* **Required work**
Look through the material below. Copy each line that contains the string "cinzento".

* **Exercise material**
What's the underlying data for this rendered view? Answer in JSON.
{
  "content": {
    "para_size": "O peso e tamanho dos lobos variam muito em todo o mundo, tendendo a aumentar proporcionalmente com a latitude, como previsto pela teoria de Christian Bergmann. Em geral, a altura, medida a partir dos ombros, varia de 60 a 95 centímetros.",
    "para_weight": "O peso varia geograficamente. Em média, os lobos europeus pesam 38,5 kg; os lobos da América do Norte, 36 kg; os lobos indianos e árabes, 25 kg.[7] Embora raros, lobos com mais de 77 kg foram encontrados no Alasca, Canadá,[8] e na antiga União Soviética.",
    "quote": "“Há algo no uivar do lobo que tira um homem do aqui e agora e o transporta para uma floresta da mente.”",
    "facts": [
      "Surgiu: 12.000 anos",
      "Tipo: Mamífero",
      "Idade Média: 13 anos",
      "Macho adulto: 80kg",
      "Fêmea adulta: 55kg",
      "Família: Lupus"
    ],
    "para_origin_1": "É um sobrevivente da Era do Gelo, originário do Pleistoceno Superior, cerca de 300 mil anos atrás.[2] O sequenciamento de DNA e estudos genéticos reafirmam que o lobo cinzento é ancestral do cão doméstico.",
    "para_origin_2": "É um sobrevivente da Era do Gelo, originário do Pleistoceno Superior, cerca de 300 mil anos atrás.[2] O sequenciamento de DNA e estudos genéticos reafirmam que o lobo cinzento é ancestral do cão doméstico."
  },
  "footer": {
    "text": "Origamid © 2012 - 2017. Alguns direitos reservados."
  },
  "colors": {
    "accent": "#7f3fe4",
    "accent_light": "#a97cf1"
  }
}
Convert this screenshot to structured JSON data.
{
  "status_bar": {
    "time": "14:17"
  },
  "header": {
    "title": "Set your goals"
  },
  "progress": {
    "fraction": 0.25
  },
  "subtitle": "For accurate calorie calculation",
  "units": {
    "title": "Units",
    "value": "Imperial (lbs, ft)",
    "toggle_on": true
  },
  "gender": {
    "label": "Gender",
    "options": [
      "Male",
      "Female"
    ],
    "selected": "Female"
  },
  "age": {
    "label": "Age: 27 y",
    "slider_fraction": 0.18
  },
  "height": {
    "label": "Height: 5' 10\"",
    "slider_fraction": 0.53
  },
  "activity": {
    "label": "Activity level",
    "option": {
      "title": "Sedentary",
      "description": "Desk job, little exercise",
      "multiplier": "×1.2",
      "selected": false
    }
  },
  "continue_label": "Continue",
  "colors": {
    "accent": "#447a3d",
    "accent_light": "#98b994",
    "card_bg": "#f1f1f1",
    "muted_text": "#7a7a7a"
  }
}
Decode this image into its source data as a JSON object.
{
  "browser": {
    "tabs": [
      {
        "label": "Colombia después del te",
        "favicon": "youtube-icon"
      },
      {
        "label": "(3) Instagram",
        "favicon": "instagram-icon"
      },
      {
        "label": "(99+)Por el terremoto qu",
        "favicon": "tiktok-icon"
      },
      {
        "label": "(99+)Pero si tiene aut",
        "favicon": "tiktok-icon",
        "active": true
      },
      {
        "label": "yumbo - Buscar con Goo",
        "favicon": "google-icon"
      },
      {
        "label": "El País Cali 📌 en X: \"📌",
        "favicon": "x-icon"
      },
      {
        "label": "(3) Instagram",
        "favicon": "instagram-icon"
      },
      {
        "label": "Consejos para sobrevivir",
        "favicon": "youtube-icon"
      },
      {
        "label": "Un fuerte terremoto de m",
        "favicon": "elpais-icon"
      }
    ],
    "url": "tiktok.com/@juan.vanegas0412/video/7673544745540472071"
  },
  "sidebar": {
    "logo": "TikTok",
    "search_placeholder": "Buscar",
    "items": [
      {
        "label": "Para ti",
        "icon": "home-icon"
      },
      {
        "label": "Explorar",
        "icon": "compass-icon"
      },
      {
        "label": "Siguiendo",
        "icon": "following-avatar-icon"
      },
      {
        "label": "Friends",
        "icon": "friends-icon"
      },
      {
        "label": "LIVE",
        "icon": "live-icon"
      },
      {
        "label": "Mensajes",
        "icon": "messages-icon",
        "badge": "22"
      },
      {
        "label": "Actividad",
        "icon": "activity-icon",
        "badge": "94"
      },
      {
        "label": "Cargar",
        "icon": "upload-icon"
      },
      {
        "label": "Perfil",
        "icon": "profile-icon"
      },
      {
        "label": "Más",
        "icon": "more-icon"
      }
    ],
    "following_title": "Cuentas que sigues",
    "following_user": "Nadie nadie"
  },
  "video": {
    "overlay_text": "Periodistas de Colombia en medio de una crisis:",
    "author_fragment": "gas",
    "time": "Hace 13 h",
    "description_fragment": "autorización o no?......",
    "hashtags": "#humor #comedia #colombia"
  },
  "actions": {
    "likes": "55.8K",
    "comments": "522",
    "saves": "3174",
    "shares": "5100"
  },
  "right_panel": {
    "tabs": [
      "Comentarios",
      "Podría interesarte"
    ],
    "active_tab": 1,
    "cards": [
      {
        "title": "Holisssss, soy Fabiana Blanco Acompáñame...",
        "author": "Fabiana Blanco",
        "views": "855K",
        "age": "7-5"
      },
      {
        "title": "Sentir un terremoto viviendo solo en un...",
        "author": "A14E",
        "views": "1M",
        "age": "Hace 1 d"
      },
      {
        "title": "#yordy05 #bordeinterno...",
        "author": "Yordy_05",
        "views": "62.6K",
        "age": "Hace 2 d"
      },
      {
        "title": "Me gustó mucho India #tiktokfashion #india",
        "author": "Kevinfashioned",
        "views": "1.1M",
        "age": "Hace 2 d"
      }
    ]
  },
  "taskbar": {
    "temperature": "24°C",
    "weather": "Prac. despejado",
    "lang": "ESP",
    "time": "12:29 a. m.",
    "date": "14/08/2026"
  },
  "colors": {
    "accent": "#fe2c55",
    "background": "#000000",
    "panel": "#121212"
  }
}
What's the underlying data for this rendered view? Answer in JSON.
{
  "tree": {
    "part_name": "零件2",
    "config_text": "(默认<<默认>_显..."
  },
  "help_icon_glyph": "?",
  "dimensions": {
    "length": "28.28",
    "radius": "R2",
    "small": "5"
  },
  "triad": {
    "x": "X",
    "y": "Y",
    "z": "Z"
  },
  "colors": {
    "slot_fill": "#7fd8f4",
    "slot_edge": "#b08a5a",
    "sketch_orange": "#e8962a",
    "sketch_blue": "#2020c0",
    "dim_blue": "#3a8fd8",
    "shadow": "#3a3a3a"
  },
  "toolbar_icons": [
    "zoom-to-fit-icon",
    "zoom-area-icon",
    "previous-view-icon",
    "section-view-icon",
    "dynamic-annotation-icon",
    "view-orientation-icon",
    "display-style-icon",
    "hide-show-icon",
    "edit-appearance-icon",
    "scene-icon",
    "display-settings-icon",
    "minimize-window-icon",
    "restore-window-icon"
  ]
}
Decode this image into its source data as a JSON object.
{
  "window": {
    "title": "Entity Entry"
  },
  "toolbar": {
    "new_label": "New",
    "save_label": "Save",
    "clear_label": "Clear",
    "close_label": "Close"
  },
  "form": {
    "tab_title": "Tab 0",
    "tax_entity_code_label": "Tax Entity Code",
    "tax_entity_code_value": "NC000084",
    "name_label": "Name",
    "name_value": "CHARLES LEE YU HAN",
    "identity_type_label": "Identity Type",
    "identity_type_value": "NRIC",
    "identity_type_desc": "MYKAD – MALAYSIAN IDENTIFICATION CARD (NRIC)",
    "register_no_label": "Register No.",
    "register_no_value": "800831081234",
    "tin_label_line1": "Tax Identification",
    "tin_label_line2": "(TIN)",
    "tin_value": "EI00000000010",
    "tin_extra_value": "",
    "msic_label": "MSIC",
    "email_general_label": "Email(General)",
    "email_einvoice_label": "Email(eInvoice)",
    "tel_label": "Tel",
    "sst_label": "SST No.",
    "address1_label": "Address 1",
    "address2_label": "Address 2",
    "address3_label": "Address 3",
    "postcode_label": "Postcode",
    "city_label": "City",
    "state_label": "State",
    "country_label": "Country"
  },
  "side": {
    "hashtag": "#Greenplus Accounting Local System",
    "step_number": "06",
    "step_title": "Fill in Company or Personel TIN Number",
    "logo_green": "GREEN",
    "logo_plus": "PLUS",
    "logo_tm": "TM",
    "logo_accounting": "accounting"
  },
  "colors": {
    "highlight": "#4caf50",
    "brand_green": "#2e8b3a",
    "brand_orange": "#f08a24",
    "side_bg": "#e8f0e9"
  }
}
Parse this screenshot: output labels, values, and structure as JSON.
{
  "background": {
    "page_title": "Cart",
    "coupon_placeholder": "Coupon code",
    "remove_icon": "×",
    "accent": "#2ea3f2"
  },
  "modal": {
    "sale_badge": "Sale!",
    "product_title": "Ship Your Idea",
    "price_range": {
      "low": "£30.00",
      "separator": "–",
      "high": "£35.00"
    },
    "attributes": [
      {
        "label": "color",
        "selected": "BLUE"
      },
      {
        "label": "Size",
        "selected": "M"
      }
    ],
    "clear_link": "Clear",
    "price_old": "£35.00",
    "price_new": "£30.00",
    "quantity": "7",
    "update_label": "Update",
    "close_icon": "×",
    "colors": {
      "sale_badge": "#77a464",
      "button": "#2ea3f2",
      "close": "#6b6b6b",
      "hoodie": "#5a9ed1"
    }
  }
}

* **Result**
    "para_origin_1": "É um sobrevivente da Era do Gelo, originário do Pleistoceno Superior, cerca de 300 mil anos atrás.[2] O sequenciamento de DNA e estudos genéticos reafirmam que o lobo cinzento é ancestral do cão doméstico.",
    "para_origin_2": "É um sobrevivente da Era do Gelo, originário do Pleistoceno Superior, cerca de 300 mil anos atrás.[2] O sequenciamento de DNA e estudos genéticos reafirmam que o lobo cinzento é ancestral do cão doméstico."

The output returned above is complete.